The tasks >>
a) List every source of approximation that the scientific computing notes name, covering both those arising before computation and those arising during it.
b) Summarize the scientific computing notes in two sentences.
c) Pick up the scientific computing notes at the point where they stop and continue them.

Text >>

# Scientific Computing

## 01.01 Scientific Computing

Given mathematical relationship $y = f(x)$, do one of the following:
* evaluate
    * given input $x$, then compute output $y$
* solve
    * find an input $x$ that produces output $y$
* optimize
    * find an input $x$ that produces an extreme value (max or min) $y$

---

How to analyze a numerical solution:
* discrete vs. continuous
* linear vs. nonlinear
* finite or infinite dimensional
* purely algebraic or via derivatives or via integrals

---

**General Approach** Replace a difficult problem by an easier one having the same or closely related solution.

## 01.02 Approximations

Sources of approximations.
* Before computation.
    * modelling
    * measurements
    * inherited from previous computations used as input
* During computation.
    * truncation / discretization
    * rounding

---

Measuring error.
* **absolute error** = approximate value - true value
* **relative error** = absolute error / true value

---

Types of error.

$
\begin{aligned}
\text{total error} &= \hat{f}(\hat{x}) - f(x) \\
&= \text{computational error} + \text{propagated data error} \\
\\
\text{computational error} &= \hat{f}(\hat{x}) - f(\hat{x}) \\
\text{propagated data error} &= f(\hat{x}) - f(x) \\
\end{aligned}
$

where
* $\hat{f}(\hat{x})$ approximate function with approximate input
* $f(x)$ true function with true input
* $f(\hat{x})$ true function with approximate input


The *computational error* is difference in result obtained using approximate function and true function.

The *propagated data error* is difference in result obtained using approximate input and true input.

---

Types of computational error.

* truncation error
    * difference between true result and result using exact arithmetic
        * source: mathematical approximations such as truncating series or discrete approximations
* rounding error
    * difference between result of approximate function using exact arithmetic and using limited precision
        * source: inexact representation of real numbers and arithmetic

In practice, usually **one** of these dominates.
   * truncation error dominates in continuous problems
   * rounding error dominates in algebraic problems

---

## 01.03 Forward and Backward Error

Forward Error: $\Delta{y} = \hat{y} - y$

Backward Error: $\Delta{x} = \hat{x} - x$

where
* $\hat{y}$ is the computed result
* $y$ is the true result
* $\hat{x}$ is the approximate input
* $x$ is the true input

In practice, **backward error** is easier to compute than **forward error**.

---

## 01.04 Conditioning, Stability, and Accuracy

A problem is **well-posed** if solution:
* exists
* unique
* depends continuously on problem data

A problem is **ill-conditioned** if relative change in solution can be much larger than input data.
* The term **sensitivity** refers to how ill-conditioned a problem is.

---

#### Condition Number

The condition number relates backward error to the forward error.

$$
|\text{relative forward error}| = \text{cond} \times |\text{relative backward error}|
$$

More formally.

Data listing >>
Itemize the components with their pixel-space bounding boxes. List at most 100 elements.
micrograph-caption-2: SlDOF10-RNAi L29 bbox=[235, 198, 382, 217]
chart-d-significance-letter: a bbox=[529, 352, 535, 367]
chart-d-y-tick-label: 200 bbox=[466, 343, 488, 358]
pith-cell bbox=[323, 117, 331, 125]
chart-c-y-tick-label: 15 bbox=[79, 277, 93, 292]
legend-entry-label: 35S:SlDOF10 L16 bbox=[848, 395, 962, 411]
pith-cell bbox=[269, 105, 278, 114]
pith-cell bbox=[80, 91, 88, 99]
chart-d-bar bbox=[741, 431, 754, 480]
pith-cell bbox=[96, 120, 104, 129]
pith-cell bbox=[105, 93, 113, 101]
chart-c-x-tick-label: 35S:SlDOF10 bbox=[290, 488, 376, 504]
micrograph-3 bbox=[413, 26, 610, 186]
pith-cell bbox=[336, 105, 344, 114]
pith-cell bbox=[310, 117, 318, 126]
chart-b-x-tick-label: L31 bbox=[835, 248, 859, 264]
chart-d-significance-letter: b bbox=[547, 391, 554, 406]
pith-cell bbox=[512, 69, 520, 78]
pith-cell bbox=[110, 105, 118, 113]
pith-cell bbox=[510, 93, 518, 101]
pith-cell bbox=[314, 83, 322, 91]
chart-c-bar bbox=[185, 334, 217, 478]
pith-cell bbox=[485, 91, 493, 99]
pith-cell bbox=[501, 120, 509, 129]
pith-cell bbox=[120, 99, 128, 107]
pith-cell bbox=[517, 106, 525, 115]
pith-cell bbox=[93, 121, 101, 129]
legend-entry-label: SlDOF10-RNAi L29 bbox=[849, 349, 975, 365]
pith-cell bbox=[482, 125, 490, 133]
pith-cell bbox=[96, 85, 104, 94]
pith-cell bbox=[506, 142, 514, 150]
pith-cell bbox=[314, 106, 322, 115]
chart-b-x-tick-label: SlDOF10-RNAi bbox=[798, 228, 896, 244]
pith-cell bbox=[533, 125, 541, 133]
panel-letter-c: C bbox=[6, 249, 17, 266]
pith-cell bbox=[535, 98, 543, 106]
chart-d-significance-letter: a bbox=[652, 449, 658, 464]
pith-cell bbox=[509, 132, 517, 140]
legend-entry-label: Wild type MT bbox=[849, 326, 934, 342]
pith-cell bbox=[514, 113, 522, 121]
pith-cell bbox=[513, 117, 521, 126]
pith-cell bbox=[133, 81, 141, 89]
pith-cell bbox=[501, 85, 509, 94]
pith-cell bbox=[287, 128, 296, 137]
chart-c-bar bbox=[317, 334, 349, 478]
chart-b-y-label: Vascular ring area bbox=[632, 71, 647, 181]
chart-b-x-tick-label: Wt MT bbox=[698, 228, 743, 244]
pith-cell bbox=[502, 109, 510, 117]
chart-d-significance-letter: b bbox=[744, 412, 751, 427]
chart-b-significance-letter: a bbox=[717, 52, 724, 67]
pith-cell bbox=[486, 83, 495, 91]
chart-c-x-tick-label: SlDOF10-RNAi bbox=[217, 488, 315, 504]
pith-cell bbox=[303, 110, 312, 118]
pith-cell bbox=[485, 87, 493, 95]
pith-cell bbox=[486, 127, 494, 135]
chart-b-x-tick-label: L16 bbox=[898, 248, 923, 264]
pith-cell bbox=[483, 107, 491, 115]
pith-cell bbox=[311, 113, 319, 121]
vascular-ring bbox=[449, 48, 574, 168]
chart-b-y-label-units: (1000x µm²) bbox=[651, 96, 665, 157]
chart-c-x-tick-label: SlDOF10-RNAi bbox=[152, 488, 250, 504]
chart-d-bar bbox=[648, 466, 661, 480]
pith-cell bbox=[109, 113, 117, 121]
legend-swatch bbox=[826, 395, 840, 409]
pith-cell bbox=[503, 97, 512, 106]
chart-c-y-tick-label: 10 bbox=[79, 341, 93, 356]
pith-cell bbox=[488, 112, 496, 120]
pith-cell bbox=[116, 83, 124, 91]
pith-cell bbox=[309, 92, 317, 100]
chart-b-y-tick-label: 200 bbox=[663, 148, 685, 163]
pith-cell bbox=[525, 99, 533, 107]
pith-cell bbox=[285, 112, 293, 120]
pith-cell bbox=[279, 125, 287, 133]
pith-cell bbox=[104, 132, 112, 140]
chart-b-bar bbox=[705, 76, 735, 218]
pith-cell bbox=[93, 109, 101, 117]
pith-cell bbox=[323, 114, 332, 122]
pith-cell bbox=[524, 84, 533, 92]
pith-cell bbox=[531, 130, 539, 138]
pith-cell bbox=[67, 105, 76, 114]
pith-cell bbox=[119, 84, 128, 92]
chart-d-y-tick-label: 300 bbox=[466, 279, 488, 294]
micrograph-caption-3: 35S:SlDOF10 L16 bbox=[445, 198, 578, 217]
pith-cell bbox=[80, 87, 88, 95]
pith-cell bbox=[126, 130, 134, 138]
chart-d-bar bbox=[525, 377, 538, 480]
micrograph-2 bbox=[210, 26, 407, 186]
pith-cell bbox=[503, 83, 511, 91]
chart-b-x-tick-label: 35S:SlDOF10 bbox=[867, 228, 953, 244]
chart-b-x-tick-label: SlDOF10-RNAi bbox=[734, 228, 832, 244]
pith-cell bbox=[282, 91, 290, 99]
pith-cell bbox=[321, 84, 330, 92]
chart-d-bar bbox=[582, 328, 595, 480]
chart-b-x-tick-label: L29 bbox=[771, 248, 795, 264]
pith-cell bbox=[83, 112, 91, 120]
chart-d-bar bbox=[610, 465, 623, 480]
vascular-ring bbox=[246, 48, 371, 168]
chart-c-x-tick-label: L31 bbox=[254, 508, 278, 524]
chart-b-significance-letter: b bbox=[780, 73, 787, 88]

Answers below >>
a)
- Modelling
- Measurements
- Approximations inherited from previous computations used as input
- Truncation / discretization
- Rounding

b) Scientific computing evaluates, solves, or optimizes a relationship y = f(x), generally by replacing a difficult problem with an easier one that has the same or a closely related solution. Approximations enter both before and during computation, and the notes break total error into computational and propagated data error, define forward and backward error, and set out well-posedness, ill-conditioning, and a condition number that links relative forward error to relative backward error.

c)
$
\begin{aligned}
\text{cond} &= \frac{|[f(\hat{x}) - f(x)] / f(x)|}{|(\hat{x} - x) / x|} \\
&= \frac{|\Delta{y} / y|}{|\Delta{x} / x|} \\
&= \frac{|x f'(x)|}{|f(x)|}
\end{aligned}
$

where
* *cond* is the condition number
* $f(\hat{x})$ is the true function with approximate input
* $f(x)$ is the true function with true input
* $\hat{x}$ is the approximate input
* $x$ is the true input

A problem is **ill-conditioned** when $\text{cond} >> 1$
* The problem is **ill-conditioned** when the relative change in the output is much larger than input.

Condition number of inverse of $f$ is reciprocal of the condition number of $f$.

$
\text{cond}(f^{-1}) = \frac{1}{\text{cond}(f)}
$

---

**Stability** is analogous to conditioning, but in context of *computational error*.
* Computational error refers to effect on the result computed by an algorithm.
* In contrast, conditioning refers to the effects of data error on solution to problem.

In terms of error analysis, we say an algorithm is stable when the solution produced has relatively small backward error.

---

**Accuracy** is the closeness of the computed solution to true solution and depends on:
* conditioning of problem
* stability of algorithm


| Algorithm Stability | Problem Conditioning | Result | 
| ------------------- | -------------------- | ------ |
| stable | well-conditioned | accurate |
| stable | ill-conditioned | not accurate |
| unstable | well-conditioned | not accurate |
| unstable | ill-conditioned | not accurate |

---

## 01.05 Floating-Point Numbers

#### Representation

Components of a floating point number system $\mathbb{F}$:
* $\beta$ base or radix
* $p$ precision
* $[L, U]$ lower and upper exponent

The floating point number $x \in \mathbb{F}$ has the form:

$
x = \pm \left( d_0 + \frac{d_1}{\beta} + \frac{d_2}{\beta^2} + ... + \frac{d_{p-1}}{\beta^{p-1}} \right) \beta^{E}
$

where
* $d_i$ is an integer $0 \leq d_i \leq \beta - 1, \qquad i=0,...,p-1$
* $E$ is an integer $L \leq E \leq U$

The **mantissa**, m, refers to the parenthesized expression:

$
m = \displaystyle \sum_{i=0}^{p - 1} \left( \frac{d_i}{\beta^i} \right)
$

The mantissa is **normalized** when $1 \leq m \lt \beta$.  This provides the following benefits:
* Makes each number unique.
* Eliminates any leading zeros, maximizing available precision. 

The **exponent** field, $E = U - L + 1$, determines range of representable magnitudes.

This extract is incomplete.